Burada barış görüşmelerine temel olacak ilkeler görüşülürken, arasına Osmanlı imparatorluğu’ndaki hıristiyan uyrukluların hak ve ayrıcalıklarının açıklanmasını isteyen bir madde de eklendi. Bu maddenin programlaşması yolunda ortaya atılan başlıca tezler:
  1. Osmanlı devleti sınırları içinde yaşayan hıristiyan uyruklulara tanınan hak ve ayrıcalıklar Fatih kanunnamesinde belirtildiği gibi iki bölümden oluşur. Birincisi, din özgürlüğüyle ilgili olduğundan, Babıâli bunu her zaman yenilemeye hazırdır. İkincisi, yurttaşlık haklarıyla adalet ve özgürlük konusundaki ayrıcalıkları içerir. Gülhane hattiyla müslüman ve hıristiyan uyruklular arasında eşitlik ilkesini kabul etmiş olan BabIâli, bundan öte ayrıcalıklar tanıyamaz (turk tezi).
  2. Paris antlaşması'na eklenecek özel bir maddeyle osmanlı hıristiyanlarının hak ve çıkarları Avrupa devletlerinin toplu güvencesi altına alınmalıdır (rus tezi).
  3. Tam anlamıyla bir din özgürlüğü ve hukuk eşitliği sağlanmalıdır (İngiliz tezi).
  4. Müslümanlarla hıristiyanlar arasında toplumsal haklar, vergiler, askerlik, milli eğitim ve devlet memurluklarına atanma gibi öteden beri var olan ayrılıklar bir fermanla kaldırılmalı ve uyrukluk eşitliği tam anlamıyla getirilmelidir (fransız tezi). Rusya ile İngiltere'nin tezlerini reddeden BabIâli, Fransa'nın tezini akla yatkın bularak benimsedi. İngiltere ile Avusturya da bunu kabul ettiklerinden, bir fermana dönüştürülen fransız tezinin ilanı BabIâli'ye bırakıldı.
Sadrazam, Şeyhülislam, Hariciye nazırı ve Avrupa devletleri elçileri tarafından hazırlanan Islahat fermanı, Gülhane hattı’nda yer alan ilkeleri yineleme dışında bunlara yenilerini de ekleyerek şu maddelerden oluşuyordu:
  1. Tebaa'nın can, mal, ırz ve namus dokunulmazlığı din ve mezhep ayrımı gözetilmeksizin devletçe korunur.
  2. Tebaa yasa önünde din ve mezhep ayrımı gözetilmeksizin eşittirler.

▶ **Görev tanımı**
Islahat fermanı konulu metinde "Sadrazam, Şeyhülislam, Hariciye" ile "gözetilmeksizin devletçe korunur." arasındaki bölümü, iki uç da dahil olmak üzere, hiçbir değişiklik yapmadan aktarın.

Öğelerin nerede göründüğüne dair kayıtlar:

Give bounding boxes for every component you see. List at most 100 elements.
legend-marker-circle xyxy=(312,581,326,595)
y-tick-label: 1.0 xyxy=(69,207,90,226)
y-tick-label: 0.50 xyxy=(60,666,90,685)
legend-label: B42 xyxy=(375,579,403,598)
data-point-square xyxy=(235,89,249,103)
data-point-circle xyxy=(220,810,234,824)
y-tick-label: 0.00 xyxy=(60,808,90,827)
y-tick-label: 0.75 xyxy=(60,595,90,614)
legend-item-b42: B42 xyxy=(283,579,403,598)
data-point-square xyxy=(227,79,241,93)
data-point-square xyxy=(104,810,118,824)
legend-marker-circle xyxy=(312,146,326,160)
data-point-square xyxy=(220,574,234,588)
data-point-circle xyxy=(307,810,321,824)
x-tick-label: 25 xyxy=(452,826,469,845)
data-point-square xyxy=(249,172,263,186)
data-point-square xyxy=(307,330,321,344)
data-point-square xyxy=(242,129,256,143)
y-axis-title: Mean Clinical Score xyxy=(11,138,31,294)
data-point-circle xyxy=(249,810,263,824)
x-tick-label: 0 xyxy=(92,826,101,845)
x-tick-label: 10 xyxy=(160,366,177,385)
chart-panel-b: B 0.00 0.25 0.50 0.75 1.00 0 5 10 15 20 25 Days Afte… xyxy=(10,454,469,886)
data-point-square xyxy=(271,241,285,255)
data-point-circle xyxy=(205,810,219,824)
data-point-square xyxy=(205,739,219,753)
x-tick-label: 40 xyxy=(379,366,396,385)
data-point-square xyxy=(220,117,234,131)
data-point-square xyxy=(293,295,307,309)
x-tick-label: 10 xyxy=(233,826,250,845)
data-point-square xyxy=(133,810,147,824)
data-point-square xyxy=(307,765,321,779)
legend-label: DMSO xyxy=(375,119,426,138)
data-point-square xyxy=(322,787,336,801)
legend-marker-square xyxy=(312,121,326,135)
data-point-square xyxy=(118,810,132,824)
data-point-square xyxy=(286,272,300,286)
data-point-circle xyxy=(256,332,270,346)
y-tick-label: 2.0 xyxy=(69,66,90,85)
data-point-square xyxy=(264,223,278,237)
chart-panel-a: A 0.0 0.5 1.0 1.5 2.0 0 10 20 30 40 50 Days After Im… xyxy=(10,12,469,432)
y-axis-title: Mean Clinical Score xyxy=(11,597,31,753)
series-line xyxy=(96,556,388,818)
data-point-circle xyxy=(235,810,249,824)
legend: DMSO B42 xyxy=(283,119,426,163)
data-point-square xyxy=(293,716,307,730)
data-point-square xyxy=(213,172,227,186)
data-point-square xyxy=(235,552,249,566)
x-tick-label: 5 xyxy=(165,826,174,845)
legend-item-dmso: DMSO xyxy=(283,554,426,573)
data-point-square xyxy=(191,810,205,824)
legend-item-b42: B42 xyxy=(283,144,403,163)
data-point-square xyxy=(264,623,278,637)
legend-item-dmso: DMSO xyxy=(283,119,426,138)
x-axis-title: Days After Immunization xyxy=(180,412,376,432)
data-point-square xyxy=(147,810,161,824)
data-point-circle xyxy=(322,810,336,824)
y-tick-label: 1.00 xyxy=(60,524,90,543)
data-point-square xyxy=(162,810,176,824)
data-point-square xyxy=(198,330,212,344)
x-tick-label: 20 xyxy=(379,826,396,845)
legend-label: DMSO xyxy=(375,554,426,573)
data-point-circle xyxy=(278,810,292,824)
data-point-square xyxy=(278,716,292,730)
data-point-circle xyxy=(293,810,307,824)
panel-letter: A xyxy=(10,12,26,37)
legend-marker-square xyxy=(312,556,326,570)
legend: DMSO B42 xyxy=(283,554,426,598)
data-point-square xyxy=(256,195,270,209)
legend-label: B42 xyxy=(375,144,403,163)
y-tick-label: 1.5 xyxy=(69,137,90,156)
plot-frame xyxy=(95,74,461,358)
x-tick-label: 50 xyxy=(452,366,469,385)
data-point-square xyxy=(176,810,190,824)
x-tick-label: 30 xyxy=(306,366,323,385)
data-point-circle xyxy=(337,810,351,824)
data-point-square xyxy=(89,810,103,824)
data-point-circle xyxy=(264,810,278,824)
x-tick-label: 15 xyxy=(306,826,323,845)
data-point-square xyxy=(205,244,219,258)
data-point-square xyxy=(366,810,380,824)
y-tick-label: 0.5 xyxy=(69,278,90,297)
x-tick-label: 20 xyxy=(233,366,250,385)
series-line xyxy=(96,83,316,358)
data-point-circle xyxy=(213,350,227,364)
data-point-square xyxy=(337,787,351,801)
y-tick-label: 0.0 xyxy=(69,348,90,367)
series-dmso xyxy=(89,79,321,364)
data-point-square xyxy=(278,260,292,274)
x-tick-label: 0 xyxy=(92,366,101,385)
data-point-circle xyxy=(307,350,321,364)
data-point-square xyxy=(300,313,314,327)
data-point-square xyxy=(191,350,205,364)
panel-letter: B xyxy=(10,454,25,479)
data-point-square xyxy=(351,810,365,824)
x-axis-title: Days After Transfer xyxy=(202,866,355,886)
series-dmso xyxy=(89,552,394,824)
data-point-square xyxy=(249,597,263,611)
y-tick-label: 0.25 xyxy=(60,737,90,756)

▶ **Beklenen yanıt**
Sadrazam, Şeyhülislam, Hariciye nazırı ve Avrupa devletleri elçileri tarafından hazırlanan Islahat fermanı, Gülhane hattı’nda yer alan ilkeleri yineleme dışında bunlara yenilerini de ekleyerek şu maddelerden oluşuyordu:
  1. Tebaa'nın can, mal, ırz ve namus dokunulmazlığı din ve mezhep ayrımı gözetilmeksizin devletçe korunur.